TO DO: In the entries below, find the lines that contain the word "data" and copy them.

INFORMATION GIVEN:

********************

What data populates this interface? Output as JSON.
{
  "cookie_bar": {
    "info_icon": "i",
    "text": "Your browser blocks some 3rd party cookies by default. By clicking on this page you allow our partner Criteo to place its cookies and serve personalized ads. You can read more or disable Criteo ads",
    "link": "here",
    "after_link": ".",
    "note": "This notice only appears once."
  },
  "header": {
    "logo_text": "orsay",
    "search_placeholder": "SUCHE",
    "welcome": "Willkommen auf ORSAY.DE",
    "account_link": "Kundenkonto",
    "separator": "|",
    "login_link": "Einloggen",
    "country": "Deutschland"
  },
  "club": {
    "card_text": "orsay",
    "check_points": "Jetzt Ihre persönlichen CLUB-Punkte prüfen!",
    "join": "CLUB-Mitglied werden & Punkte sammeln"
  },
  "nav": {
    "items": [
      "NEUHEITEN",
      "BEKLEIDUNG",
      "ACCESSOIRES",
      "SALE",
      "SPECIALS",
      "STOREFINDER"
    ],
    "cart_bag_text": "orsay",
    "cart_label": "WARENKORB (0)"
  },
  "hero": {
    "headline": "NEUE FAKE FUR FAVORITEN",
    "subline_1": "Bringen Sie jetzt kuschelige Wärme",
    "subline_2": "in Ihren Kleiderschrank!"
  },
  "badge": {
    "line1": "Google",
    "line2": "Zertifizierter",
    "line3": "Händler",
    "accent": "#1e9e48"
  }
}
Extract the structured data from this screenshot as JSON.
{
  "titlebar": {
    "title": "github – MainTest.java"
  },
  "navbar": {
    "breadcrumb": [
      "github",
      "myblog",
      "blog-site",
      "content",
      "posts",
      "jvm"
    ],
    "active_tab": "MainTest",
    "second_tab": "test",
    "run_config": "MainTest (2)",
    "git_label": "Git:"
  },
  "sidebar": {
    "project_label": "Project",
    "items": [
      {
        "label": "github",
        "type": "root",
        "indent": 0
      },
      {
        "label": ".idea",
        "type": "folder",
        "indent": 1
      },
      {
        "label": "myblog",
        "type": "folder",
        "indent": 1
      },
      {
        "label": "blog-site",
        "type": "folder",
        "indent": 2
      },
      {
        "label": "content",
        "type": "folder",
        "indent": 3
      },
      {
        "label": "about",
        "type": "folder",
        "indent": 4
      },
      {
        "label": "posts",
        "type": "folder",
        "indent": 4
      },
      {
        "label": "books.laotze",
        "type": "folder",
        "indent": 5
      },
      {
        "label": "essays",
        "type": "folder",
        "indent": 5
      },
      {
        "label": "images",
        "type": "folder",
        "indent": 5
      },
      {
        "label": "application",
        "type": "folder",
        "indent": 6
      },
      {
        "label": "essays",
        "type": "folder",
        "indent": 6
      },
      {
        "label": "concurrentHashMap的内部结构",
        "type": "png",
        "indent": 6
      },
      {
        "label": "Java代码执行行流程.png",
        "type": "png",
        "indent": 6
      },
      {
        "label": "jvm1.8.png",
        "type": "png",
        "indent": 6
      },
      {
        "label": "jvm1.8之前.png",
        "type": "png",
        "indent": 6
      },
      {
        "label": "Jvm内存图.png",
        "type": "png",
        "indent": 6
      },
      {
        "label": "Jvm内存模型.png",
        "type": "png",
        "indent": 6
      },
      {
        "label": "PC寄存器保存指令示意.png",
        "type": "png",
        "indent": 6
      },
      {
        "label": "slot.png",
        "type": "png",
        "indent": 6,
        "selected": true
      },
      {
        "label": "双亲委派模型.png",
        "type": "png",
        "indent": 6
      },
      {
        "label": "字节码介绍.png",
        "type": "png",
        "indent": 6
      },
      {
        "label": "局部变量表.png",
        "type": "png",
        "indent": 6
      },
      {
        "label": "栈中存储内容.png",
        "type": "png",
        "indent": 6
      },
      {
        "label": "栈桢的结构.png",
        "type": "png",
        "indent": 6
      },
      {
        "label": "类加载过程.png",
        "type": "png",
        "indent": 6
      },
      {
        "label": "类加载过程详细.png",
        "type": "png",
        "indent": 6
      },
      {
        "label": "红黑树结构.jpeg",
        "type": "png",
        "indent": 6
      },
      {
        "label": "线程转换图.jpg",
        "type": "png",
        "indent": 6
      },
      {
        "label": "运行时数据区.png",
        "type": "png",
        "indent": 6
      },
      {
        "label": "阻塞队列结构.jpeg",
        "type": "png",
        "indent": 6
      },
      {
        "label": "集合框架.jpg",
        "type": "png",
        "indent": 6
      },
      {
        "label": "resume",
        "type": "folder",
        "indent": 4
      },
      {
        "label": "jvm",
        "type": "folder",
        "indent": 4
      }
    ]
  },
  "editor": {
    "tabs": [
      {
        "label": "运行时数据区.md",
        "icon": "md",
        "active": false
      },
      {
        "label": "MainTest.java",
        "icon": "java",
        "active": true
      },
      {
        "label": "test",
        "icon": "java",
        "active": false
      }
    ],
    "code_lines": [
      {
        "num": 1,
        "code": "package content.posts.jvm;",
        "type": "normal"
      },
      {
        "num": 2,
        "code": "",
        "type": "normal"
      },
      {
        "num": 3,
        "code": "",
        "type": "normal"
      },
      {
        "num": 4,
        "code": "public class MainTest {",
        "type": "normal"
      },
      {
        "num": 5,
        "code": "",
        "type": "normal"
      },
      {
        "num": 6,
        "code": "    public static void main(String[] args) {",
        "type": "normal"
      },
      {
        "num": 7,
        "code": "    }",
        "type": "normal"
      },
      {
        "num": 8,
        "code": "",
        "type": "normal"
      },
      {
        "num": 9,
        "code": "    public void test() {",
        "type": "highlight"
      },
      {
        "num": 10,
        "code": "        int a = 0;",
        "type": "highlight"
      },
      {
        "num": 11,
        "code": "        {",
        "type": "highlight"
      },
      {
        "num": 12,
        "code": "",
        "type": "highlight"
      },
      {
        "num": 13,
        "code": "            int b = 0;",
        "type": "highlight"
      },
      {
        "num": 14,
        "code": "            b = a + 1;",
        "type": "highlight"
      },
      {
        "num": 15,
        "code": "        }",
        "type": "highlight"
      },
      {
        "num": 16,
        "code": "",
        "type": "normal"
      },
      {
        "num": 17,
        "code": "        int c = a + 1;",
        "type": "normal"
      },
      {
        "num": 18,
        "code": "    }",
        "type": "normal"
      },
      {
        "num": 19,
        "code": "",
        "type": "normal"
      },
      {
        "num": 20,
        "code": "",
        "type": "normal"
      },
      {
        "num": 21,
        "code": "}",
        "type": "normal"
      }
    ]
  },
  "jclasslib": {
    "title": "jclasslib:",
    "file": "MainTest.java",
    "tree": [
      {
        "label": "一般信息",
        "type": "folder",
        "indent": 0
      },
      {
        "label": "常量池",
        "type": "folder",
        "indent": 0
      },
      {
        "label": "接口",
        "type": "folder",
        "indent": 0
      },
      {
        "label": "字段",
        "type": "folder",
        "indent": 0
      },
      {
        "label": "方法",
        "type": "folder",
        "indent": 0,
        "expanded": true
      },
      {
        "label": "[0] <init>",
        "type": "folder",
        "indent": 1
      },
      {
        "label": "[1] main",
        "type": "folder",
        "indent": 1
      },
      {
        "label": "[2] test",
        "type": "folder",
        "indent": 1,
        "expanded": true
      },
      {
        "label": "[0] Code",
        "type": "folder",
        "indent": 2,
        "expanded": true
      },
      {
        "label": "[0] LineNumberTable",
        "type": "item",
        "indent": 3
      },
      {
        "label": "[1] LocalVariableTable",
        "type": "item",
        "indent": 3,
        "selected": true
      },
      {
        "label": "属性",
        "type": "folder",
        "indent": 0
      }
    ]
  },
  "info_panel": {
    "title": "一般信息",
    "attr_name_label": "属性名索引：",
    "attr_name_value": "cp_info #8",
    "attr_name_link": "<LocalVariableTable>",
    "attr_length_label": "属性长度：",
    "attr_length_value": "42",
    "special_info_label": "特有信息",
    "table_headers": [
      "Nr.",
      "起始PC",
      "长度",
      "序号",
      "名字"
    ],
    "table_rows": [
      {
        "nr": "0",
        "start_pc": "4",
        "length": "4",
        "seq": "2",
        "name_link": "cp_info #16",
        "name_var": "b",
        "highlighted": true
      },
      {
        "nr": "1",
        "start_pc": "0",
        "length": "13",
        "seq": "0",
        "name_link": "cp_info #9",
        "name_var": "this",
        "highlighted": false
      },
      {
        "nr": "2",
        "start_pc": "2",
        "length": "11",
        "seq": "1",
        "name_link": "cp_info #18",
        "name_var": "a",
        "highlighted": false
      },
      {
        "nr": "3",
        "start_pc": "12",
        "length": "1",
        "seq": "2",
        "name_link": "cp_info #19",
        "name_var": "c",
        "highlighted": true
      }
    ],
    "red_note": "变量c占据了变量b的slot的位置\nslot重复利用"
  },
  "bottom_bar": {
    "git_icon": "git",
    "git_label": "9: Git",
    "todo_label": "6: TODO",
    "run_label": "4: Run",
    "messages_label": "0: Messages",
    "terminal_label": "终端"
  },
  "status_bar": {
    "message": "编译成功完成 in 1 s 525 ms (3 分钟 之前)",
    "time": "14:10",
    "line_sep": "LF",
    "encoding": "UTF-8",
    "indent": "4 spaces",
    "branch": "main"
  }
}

********************

TASK RESPONSE:
What data populates this interface? Output as JSON.
Extract the structured data from this screenshot as JSON.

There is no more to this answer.